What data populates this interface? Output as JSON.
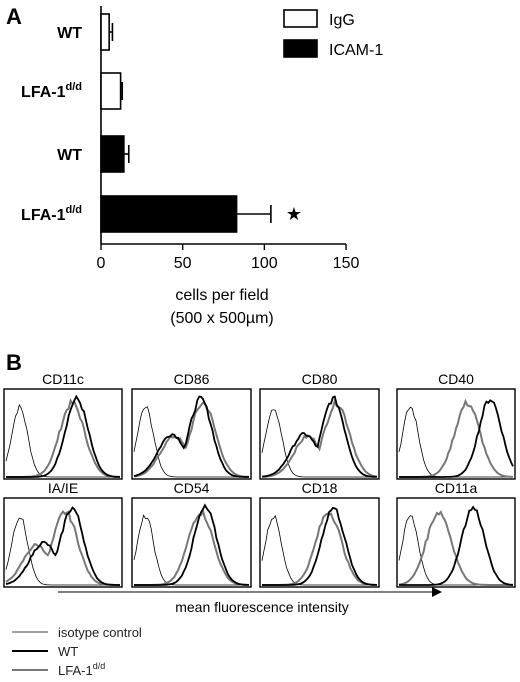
{
  "chart_data": [
    {
      "panel": "A",
      "type": "bar",
      "orientation": "horizontal",
      "categories": [
        "WT",
        "LFA-1",
        "WT",
        "LFA-1"
      ],
      "category_superscripts": [
        "",
        "d/d",
        "",
        "d/d"
      ],
      "series": [
        {
          "name": "IgG",
          "color": "#ffffff",
          "values": [
            5,
            12,
            null,
            null
          ],
          "errors": [
            2,
            1,
            null,
            null
          ]
        },
        {
          "name": "ICAM-1",
          "color": "#000000",
          "values": [
            null,
            null,
            14,
            83
          ],
          "errors": [
            null,
            null,
            3,
            21
          ]
        }
      ],
      "significance_marker": "★",
      "significance_row": 3,
      "xlabel": "cells per field",
      "xlabel_line2": "(500 x 500µm)",
      "xlim": [
        0,
        150
      ],
      "xticks": [
        "0",
        "50",
        "100",
        "150"
      ],
      "legend_position": "top-right",
      "grid": false
    },
    {
      "panel": "B",
      "type": "line",
      "subtype": "histogram-overlays",
      "markers": [
        "CD11c",
        "CD86",
        "CD80",
        "CD40",
        "IA/IE",
        "CD54",
        "CD18",
        "CD11a"
      ],
      "series_legend": [
        {
          "name": "isotype control",
          "color": "#000000",
          "weight": "thin"
        },
        {
          "name": "WT",
          "color": "#000000",
          "weight": "thick"
        },
        {
          "name": "LFA-1",
          "superscript": "d/d",
          "color": "#777777",
          "weight": "thick"
        }
      ],
      "xlabel": "mean fluorescence intensity",
      "x_range": [
        0,
        1
      ],
      "peak_positions": {
        "isotype": [
          0.12,
          0.1,
          0.1,
          0.1,
          0.12,
          0.1,
          0.1,
          0.1
        ],
        "wt": [
          0.62,
          0.58,
          0.62,
          0.8,
          0.58,
          0.62,
          0.62,
          0.65
        ],
        "lfa": [
          0.58,
          0.6,
          0.65,
          0.6,
          0.52,
          0.58,
          0.58,
          0.35
        ]
      }
    }
  ],
  "panel_labels": {
    "a": "A",
    "b": "B"
  }
}
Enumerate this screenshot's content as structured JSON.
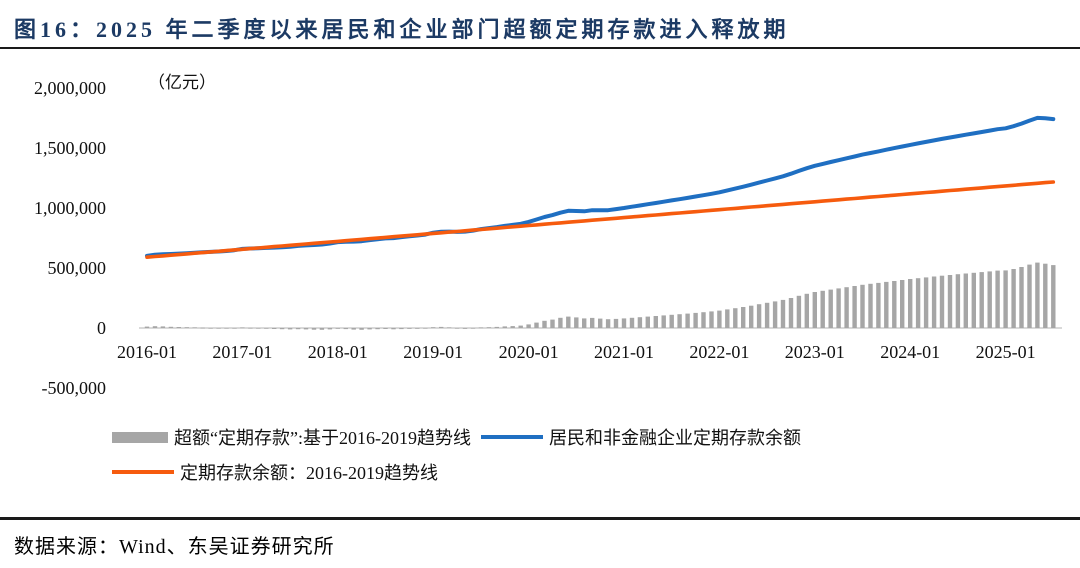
{
  "figure": {
    "title": "图16：2025 年二季度以来居民和企业部门超额定期存款进入释放期",
    "unit_label": "（亿元）",
    "source": "数据来源：Wind、东吴证券研究所"
  },
  "legend": {
    "excess": "超额“定期存款”:基于2016-2019趋势线",
    "actual": "居民和非金融企业定期存款余额",
    "trend": "定期存款余额：2016-2019趋势线"
  },
  "colors": {
    "title": "#1c3a64",
    "actual_line": "#1f6fc2",
    "trend_line": "#f65b0e",
    "excess_bar": "#a6a6a6",
    "axis_line": "#d9d9d9"
  },
  "chart_data": {
    "type": "bar",
    "subtype": "combo-bar-plus-two-lines",
    "title": "2025 年二季度以来居民和企业部门超额定期存款进入释放期",
    "xlabel": "",
    "ylabel": "亿元",
    "ylim": [
      -500000,
      2000000
    ],
    "grid": false,
    "legend_position": "bottom",
    "y_ticks": [
      {
        "label": "2,000,000",
        "value": 2000000
      },
      {
        "label": "1,500,000",
        "value": 1500000
      },
      {
        "label": "1,000,000",
        "value": 1000000
      },
      {
        "label": "500,000",
        "value": 500000
      },
      {
        "label": "0",
        "value": 0
      },
      {
        "label": "-500,000",
        "value": -500000
      }
    ],
    "x_tick_labels": [
      "2016-01",
      "2017-01",
      "2018-01",
      "2019-01",
      "2020-01",
      "2021-01",
      "2022-01",
      "2023-01",
      "2024-01",
      "2025-01"
    ],
    "x": [
      "2016-01",
      "2016-02",
      "2016-03",
      "2016-04",
      "2016-05",
      "2016-06",
      "2016-07",
      "2016-08",
      "2016-09",
      "2016-10",
      "2016-11",
      "2016-12",
      "2017-01",
      "2017-02",
      "2017-03",
      "2017-04",
      "2017-05",
      "2017-06",
      "2017-07",
      "2017-08",
      "2017-09",
      "2017-10",
      "2017-11",
      "2017-12",
      "2018-01",
      "2018-02",
      "2018-03",
      "2018-04",
      "2018-05",
      "2018-06",
      "2018-07",
      "2018-08",
      "2018-09",
      "2018-10",
      "2018-11",
      "2018-12",
      "2019-01",
      "2019-02",
      "2019-03",
      "2019-04",
      "2019-05",
      "2019-06",
      "2019-07",
      "2019-08",
      "2019-09",
      "2019-10",
      "2019-11",
      "2019-12",
      "2020-01",
      "2020-02",
      "2020-03",
      "2020-04",
      "2020-05",
      "2020-06",
      "2020-07",
      "2020-08",
      "2020-09",
      "2020-10",
      "2020-11",
      "2020-12",
      "2021-01",
      "2021-02",
      "2021-03",
      "2021-04",
      "2021-05",
      "2021-06",
      "2021-07",
      "2021-08",
      "2021-09",
      "2021-10",
      "2021-11",
      "2021-12",
      "2022-01",
      "2022-02",
      "2022-03",
      "2022-04",
      "2022-05",
      "2022-06",
      "2022-07",
      "2022-08",
      "2022-09",
      "2022-10",
      "2022-11",
      "2022-12",
      "2023-01",
      "2023-02",
      "2023-03",
      "2023-04",
      "2023-05",
      "2023-06",
      "2023-07",
      "2023-08",
      "2023-09",
      "2023-10",
      "2023-11",
      "2023-12",
      "2024-01",
      "2024-02",
      "2024-03",
      "2024-04",
      "2024-05",
      "2024-06",
      "2024-07",
      "2024-08",
      "2024-09",
      "2024-10",
      "2024-11",
      "2024-12",
      "2025-01",
      "2025-02",
      "2025-03",
      "2025-04",
      "2025-05",
      "2025-06",
      "2025-07"
    ],
    "series": [
      {
        "name": "超额“定期存款”:基于2016-2019趋势线",
        "type": "bar",
        "color": "#a6a6a6",
        "values": [
          12000,
          15000,
          13000,
          10000,
          8000,
          6000,
          4000,
          2000,
          0,
          -2000,
          -3000,
          -2000,
          3000,
          1000,
          -2000,
          -5000,
          -8000,
          -10000,
          -12000,
          -10000,
          -12000,
          -14000,
          -15000,
          -12000,
          -6000,
          -9000,
          -13000,
          -15000,
          -12000,
          -10000,
          -8000,
          -11000,
          -9000,
          -7000,
          -6000,
          -4000,
          6000,
          9000,
          4000,
          -4000,
          -7000,
          -4000,
          3000,
          6000,
          9000,
          13000,
          16000,
          20000,
          30000,
          45000,
          60000,
          70000,
          85000,
          95000,
          88000,
          80000,
          84000,
          78000,
          73000,
          76000,
          80000,
          85000,
          90000,
          95000,
          100000,
          105000,
          110000,
          115000,
          120000,
          126000,
          132000,
          138000,
          145000,
          155000,
          165000,
          175000,
          186000,
          198000,
          210000,
          222000,
          234000,
          250000,
          268000,
          285000,
          300000,
          310000,
          320000,
          330000,
          340000,
          350000,
          360000,
          368000,
          376000,
          384000,
          392000,
          400000,
          408000,
          415000,
          422000,
          429000,
          436000,
          442000,
          448000,
          454000,
          460000,
          466000,
          472000,
          478000,
          480000,
          492000,
          508000,
          528000,
          545000,
          536000,
          524000
        ]
      },
      {
        "name": "居民和非金融企业定期存款余额",
        "type": "line",
        "color": "#1f6fc2",
        "values": [
          602000,
          610500,
          614000,
          616500,
          620000,
          623500,
          627000,
          630500,
          634000,
          637500,
          642000,
          648500,
          659000,
          662500,
          665000,
          667500,
          670000,
          673500,
          677000,
          684500,
          688000,
          691500,
          696000,
          704500,
          716000,
          718500,
          720000,
          723500,
          732000,
          739500,
          747000,
          749500,
          757000,
          764500,
          771000,
          778500,
          794000,
          802500,
          803000,
          800500,
          803000,
          811500,
          824000,
          832500,
          841000,
          850500,
          859000,
          868500,
          884000,
          904500,
          925000,
          940500,
          961000,
          976500,
          975000,
          972500,
          982000,
          981500,
          982000,
          990500,
          1000000,
          1010500,
          1021000,
          1031500,
          1042000,
          1052500,
          1063000,
          1073500,
          1084000,
          1095500,
          1107000,
          1118500,
          1131000,
          1146500,
          1162000,
          1177500,
          1194000,
          1211500,
          1229000,
          1246500,
          1264000,
          1285500,
          1309000,
          1331500,
          1352000,
          1367500,
          1383000,
          1398500,
          1414000,
          1429500,
          1445000,
          1458500,
          1472000,
          1485500,
          1499000,
          1512500,
          1526000,
          1538500,
          1551000,
          1563500,
          1576000,
          1587500,
          1599000,
          1610500,
          1622000,
          1633500,
          1645000,
          1656500,
          1664000,
          1681500,
          1703000,
          1728500,
          1751000,
          1747500,
          1741000
        ]
      },
      {
        "name": "定期存款余额：2016-2019趋势线",
        "type": "line",
        "color": "#f65b0e",
        "values": [
          590000,
          595500,
          601000,
          606500,
          612000,
          617500,
          623000,
          628500,
          634000,
          639500,
          645000,
          650500,
          656000,
          661500,
          667000,
          672500,
          678000,
          683500,
          689000,
          694500,
          700000,
          705500,
          711000,
          716500,
          722000,
          727500,
          733000,
          738500,
          744000,
          749500,
          755000,
          760500,
          766000,
          771500,
          777000,
          782500,
          788000,
          793500,
          799000,
          804500,
          810000,
          815500,
          821000,
          826500,
          832000,
          837500,
          843000,
          848500,
          854000,
          859500,
          865000,
          870500,
          876000,
          881500,
          887000,
          892500,
          898000,
          903500,
          909000,
          914500,
          920000,
          925500,
          931000,
          936500,
          942000,
          947500,
          953000,
          958500,
          964000,
          969500,
          975000,
          980500,
          986000,
          991500,
          997000,
          1002500,
          1008000,
          1013500,
          1019000,
          1024500,
          1030000,
          1035500,
          1041000,
          1046500,
          1052000,
          1057500,
          1063000,
          1068500,
          1074000,
          1079500,
          1085000,
          1090500,
          1096000,
          1101500,
          1107000,
          1112500,
          1118000,
          1123500,
          1129000,
          1134500,
          1140000,
          1145500,
          1151000,
          1156500,
          1162000,
          1167500,
          1173000,
          1178500,
          1184000,
          1189500,
          1195000,
          1200500,
          1206000,
          1211500,
          1217000
        ]
      }
    ]
  }
}
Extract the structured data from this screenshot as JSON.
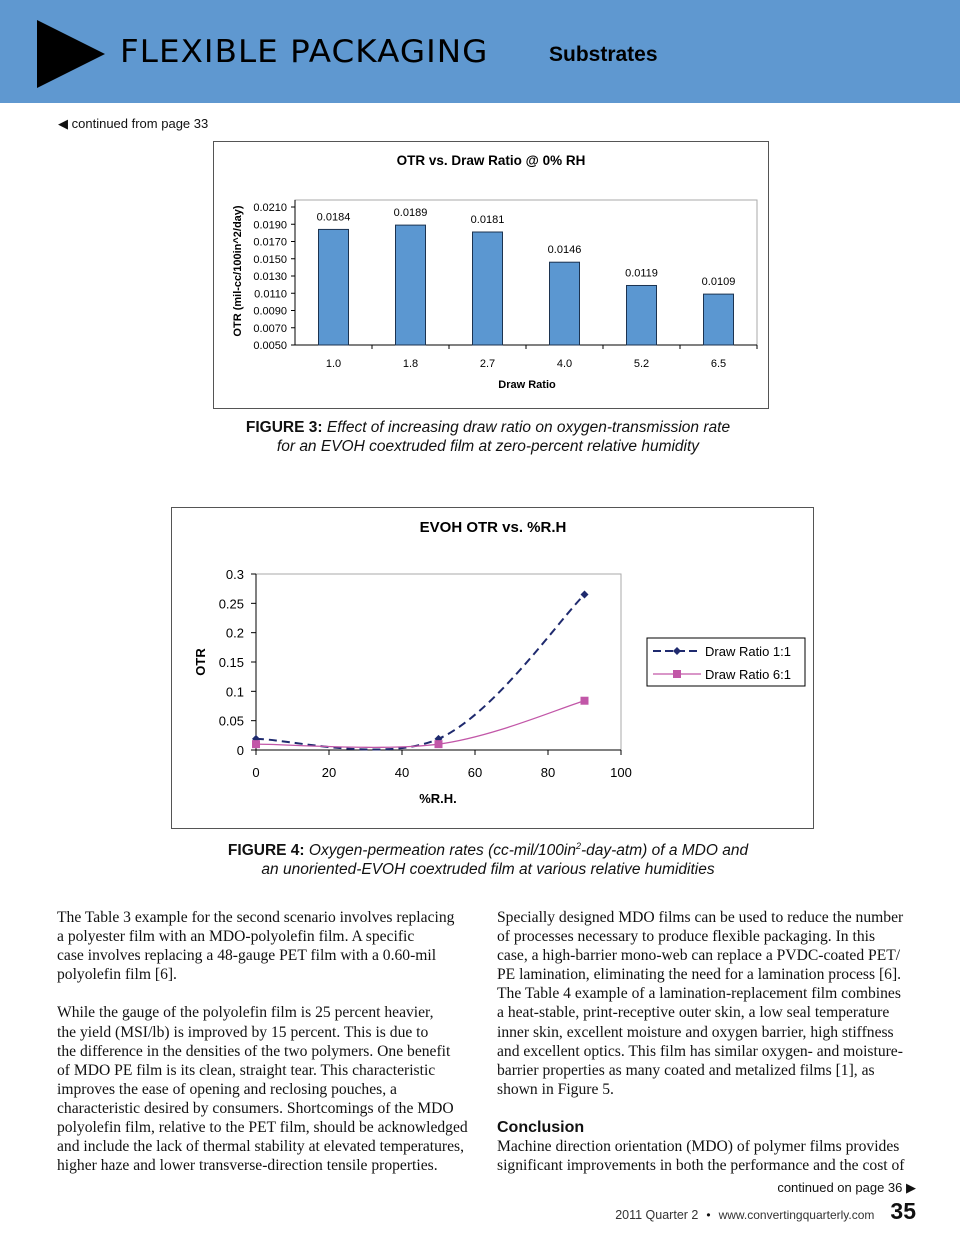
{
  "header": {
    "brand": "FLEXIBLE PACKAGING",
    "section": "Substrates",
    "colors": {
      "band": "#5f98d0"
    }
  },
  "continued_from": "continued from page 33",
  "chart_data": [
    {
      "type": "bar",
      "title": "OTR vs. Draw Ratio @ 0% RH",
      "xlabel": "Draw Ratio",
      "ylabel": "OTR (mil-cc/100in^2/day)",
      "categories": [
        "1.0",
        "1.8",
        "2.7",
        "4.0",
        "5.2",
        "6.5"
      ],
      "values": [
        0.0184,
        0.0189,
        0.0181,
        0.0146,
        0.0119,
        0.0109
      ],
      "data_labels": [
        "0.0184",
        "0.0189",
        "0.0181",
        "0.0146",
        "0.0119",
        "0.0109"
      ],
      "yticks": [
        "0.0210",
        "0.0190",
        "0.0170",
        "0.0150",
        "0.0130",
        "0.0110",
        "0.0090",
        "0.0070",
        "0.0050"
      ],
      "ylim": [
        0.005,
        0.021
      ],
      "bar_color": "#5b97d1",
      "grid": false
    },
    {
      "type": "line",
      "title": "EVOH OTR vs. %R.H",
      "xlabel": "%R.H.",
      "ylabel": "OTR",
      "xticks": [
        "0",
        "20",
        "40",
        "60",
        "80",
        "100"
      ],
      "yticks": [
        "0.3",
        "0.25",
        "0.2",
        "0.15",
        "0.1",
        "0.05",
        "0"
      ],
      "xlim": [
        0,
        100
      ],
      "ylim": [
        0,
        0.3
      ],
      "legend_position": "right",
      "series": [
        {
          "name": "Draw Ratio 1:1",
          "x": [
            0,
            50,
            90
          ],
          "y": [
            0.019,
            0.019,
            0.265
          ],
          "color": "#1f2a6e",
          "style": "dashed",
          "marker": "diamond"
        },
        {
          "name": "Draw Ratio 6:1",
          "x": [
            0,
            50,
            90
          ],
          "y": [
            0.01,
            0.01,
            0.084
          ],
          "color": "#c257a8",
          "style": "solid",
          "marker": "square"
        }
      ],
      "grid": false
    }
  ],
  "figure3": {
    "label": "FIGURE 3:",
    "line1": "Effect of increasing draw ratio on oxygen-transmission rate",
    "line2": "for an EVOH coextruded film at zero-percent relative humidity"
  },
  "figure4": {
    "label": "FIGURE 4:",
    "line1a": "Oxygen-permeation rates (cc-mil/100in",
    "sup": "2",
    "line1b": "-day-atm) of a MDO and",
    "line2": "an unoriented-EVOH coextruded film at various relative humidities"
  },
  "left_column": {
    "p1": [
      "The Table 3 example for the second scenario involves replacing",
      "a polyester film with an MDO-polyolefin film. A specific",
      "case involves replacing a 48-gauge PET film with a 0.60-mil",
      "polyolefin film [6]."
    ],
    "p2": [
      "While the gauge of the polyolefin film is 25 percent heavier,",
      "the yield (MSI/lb) is improved by 15 percent. This is due to",
      "the difference in the densities of the two polymers. One benefit",
      "of MDO PE film is its clean, straight tear. This characteristic",
      "improves the ease of opening and reclosing pouches, a",
      "characteristic desired by consumers. Shortcomings of the MDO",
      "polyolefin film, relative to the PET film, should be acknowledged",
      "and include the lack of thermal stability at elevated temperatures,",
      "higher haze and lower transverse-direction tensile properties."
    ]
  },
  "right_column": {
    "p1": [
      "Specially designed MDO films can be used to reduce the number",
      "of processes necessary to produce flexible packaging. In this",
      "case, a high-barrier mono-web can replace a PVDC-coated PET/",
      "PE lamination, eliminating the need for a lamination process [6].",
      "The Table 4 example of a lamination-replacement film combines",
      "a heat-stable, print-receptive outer skin, a low seal temperature",
      "inner skin, excellent moisture and oxygen barrier, high stiffness",
      "and excellent optics. This film has similar oxygen- and moisture-",
      "barrier properties as many coated and metalized films [1], as",
      "shown in Figure 5."
    ],
    "heading": "Conclusion",
    "p2": [
      "Machine direction orientation (MDO) of polymer films provides",
      "significant improvements in both the performance and the cost of"
    ]
  },
  "continued_on": "continued on page 36",
  "footer": {
    "issue": "2011 Quarter 2",
    "bullet": "•",
    "website": "www.convertingquarterly.com",
    "page_number": "35"
  }
}
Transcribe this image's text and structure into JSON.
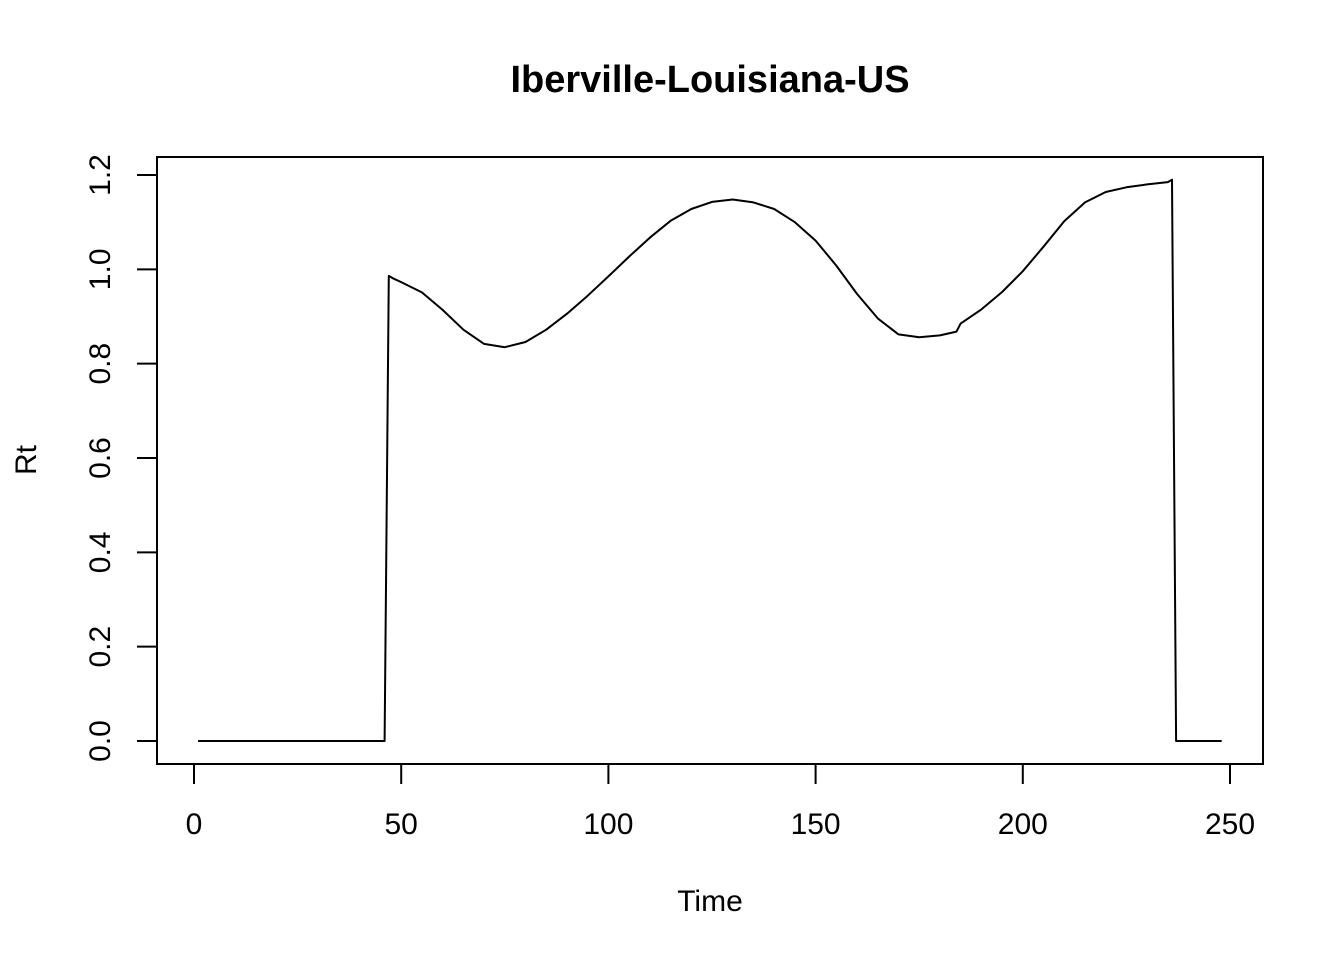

__________

PROBLEM DETAILS:
Sift the material for lines with the string "gauge". Copy each one found.

EXERCISE RESULT:
      "case involves replacing a 48-gauge PET film with a 0.60-mil",
      "While the gauge of the polyolefin film is 25 percent heavier,",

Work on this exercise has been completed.